# Start of ENTRIES

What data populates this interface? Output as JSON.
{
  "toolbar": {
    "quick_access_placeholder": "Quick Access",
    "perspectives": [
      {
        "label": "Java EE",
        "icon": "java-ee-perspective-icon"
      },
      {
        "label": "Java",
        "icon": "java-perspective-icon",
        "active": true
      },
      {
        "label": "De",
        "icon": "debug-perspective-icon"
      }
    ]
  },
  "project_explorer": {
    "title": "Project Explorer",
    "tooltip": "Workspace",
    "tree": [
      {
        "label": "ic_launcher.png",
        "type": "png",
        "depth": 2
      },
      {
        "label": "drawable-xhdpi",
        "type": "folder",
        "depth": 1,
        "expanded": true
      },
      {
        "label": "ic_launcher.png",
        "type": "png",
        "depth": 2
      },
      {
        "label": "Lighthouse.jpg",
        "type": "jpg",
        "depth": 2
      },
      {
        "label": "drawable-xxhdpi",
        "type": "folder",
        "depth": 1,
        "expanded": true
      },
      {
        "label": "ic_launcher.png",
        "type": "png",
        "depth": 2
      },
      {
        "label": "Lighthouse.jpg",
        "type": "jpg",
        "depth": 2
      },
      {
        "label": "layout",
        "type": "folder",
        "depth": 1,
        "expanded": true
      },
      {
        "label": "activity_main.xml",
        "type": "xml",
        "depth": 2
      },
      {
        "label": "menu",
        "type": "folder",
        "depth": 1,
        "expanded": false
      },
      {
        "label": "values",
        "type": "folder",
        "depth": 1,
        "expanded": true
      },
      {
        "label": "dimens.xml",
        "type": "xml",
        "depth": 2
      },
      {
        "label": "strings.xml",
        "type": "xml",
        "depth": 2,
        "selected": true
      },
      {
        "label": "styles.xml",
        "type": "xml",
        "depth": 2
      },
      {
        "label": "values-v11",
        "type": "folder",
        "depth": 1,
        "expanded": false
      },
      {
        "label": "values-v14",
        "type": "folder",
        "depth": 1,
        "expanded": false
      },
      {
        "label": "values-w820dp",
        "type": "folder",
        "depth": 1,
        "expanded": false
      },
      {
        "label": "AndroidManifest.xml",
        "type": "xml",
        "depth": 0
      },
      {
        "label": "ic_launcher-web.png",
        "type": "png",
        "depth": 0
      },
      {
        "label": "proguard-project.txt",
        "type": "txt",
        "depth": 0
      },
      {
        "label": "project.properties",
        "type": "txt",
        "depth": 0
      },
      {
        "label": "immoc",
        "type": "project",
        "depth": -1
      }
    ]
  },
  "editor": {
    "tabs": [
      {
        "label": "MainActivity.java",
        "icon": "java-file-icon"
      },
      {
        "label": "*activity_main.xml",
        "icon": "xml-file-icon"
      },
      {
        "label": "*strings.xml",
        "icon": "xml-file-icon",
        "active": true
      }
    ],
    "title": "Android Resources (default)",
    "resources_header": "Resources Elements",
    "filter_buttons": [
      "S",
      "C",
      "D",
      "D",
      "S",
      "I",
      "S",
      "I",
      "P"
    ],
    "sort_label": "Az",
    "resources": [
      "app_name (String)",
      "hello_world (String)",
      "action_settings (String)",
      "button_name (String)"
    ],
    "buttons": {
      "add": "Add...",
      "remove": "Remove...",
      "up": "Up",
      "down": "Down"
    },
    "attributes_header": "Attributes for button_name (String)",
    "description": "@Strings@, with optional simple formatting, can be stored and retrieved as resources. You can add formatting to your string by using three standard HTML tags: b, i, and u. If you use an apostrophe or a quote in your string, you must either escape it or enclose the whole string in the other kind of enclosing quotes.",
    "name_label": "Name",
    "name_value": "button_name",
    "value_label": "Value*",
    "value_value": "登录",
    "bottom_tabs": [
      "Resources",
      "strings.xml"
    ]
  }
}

# End of ENTRIES

** GIVEN PROBLEM **
Without leaving anything out, give the entries again exactly.

** TASK OUTPUT **
What data populates this interface? Output as JSON.
{
  "toolbar": {
    "quick_access_placeholder": "Quick Access",
    "perspectives": [
      {
        "label": "Java EE",
        "icon": "java-ee-perspective-icon"
      },
      {
        "label": "Java",
        "icon": "java-perspective-icon",
        "active": true
      },
      {
        "label": "De",
        "icon": "debug-perspective-icon"
      }
    ]
  },
  "project_explorer": {
    "title": "Project Explorer",
    "tooltip": "Workspace",
    "tree": [
      {
        "label": "ic_launcher.png",
        "type": "png",
        "depth": 2
      },
      {
        "label": "drawable-xhdpi",
        "type": "folder",
        "depth": 1,
        "expanded": true
      },
      {
        "label": "ic_launcher.png",
        "type": "png",
        "depth": 2
      },
      {
        "label": "Lighthouse.jpg",
        "type": "jpg",
        "depth": 2
      },
      {
        "label": "drawable-xxhdpi",
        "type": "folder",
        "depth": 1,
        "expanded": true
      },
      {
        "label": "ic_launcher.png",
        "type": "png",
        "depth": 2
      },
      {
        "label": "Lighthouse.jpg",
        "type": "jpg",
        "depth": 2
      },
      {
        "label": "layout",
        "type": "folder",
        "depth": 1,
        "expanded": true
      },
      {
        "label": "activity_main.xml",
        "type": "xml",
        "depth": 2
      },
      {
        "label": "menu",
        "type": "folder",
        "depth": 1,
        "expanded": false
      },
      {
        "label": "values",
        "type": "folder",
        "depth": 1,
        "expanded": true
      },
      {
        "label": "dimens.xml",
        "type": "xml",
        "depth": 2
      },
      {
        "label": "strings.xml",
        "type": "xml",
        "depth": 2,
        "selected": true
      },
      {
        "label": "styles.xml",
        "type": "xml",
        "depth": 2
      },
      {
        "label": "values-v11",
        "type": "folder",
        "depth": 1,
        "expanded": false
      },
      {
        "label": "values-v14",
        "type": "folder",
        "depth": 1,
        "expanded": false
      },
      {
        "label": "values-w820dp",
        "type": "folder",
        "depth": 1,
        "expanded": false
      },
      {
        "label": "AndroidManifest.xml",
        "type": "xml",
        "depth": 0
      },
      {
        "label": "ic_launcher-web.png",
        "type": "png",
        "depth": 0
      },
      {
        "label": "proguard-project.txt",
        "type": "txt",
        "depth": 0
      },
      {
        "label": "project.properties",
        "type": "txt",
        "depth": 0
      },
      {
        "label": "immoc",
        "type": "project",
        "depth": -1
      }
    ]
  },
  "editor": {
    "tabs": [
      {
        "label": "MainActivity.java",
        "icon": "java-file-icon"
      },
      {
        "label": "*activity_main.xml",
        "icon": "xml-file-icon"
      },
      {
        "label": "*strings.xml",
        "icon": "xml-file-icon",
        "active": true
      }
    ],
    "title": "Android Resources (default)",
    "resources_header": "Resources Elements",
    "filter_buttons": [
      "S",
      "C",
      "D",
      "D",
      "S",
      "I",
      "S",
      "I",
      "P"
    ],
    "sort_label": "Az",
    "resources": [
      "app_name (String)",
      "hello_world (String)",
      "action_settings (String)",
      "button_name (String)"
    ],
    "buttons": {
      "add": "Add...",
      "remove": "Remove...",
      "up": "Up",
      "down": "Down"
    },
    "attributes_header": "Attributes for button_name (String)",
    "description": "@Strings@, with optional simple formatting, can be stored and retrieved as resources. You can add formatting to your string by using three standard HTML tags: b, i, and u. If you use an apostrophe or a quote in your string, you must either escape it or enclose the whole string in the other kind of enclosing quotes.",
    "name_label": "Name",
    "name_value": "button_name",
    "value_label": "Value*",
    "value_value": "登录",
    "bottom_tabs": [
      "Resources",
      "strings.xml"
    ]
  }
}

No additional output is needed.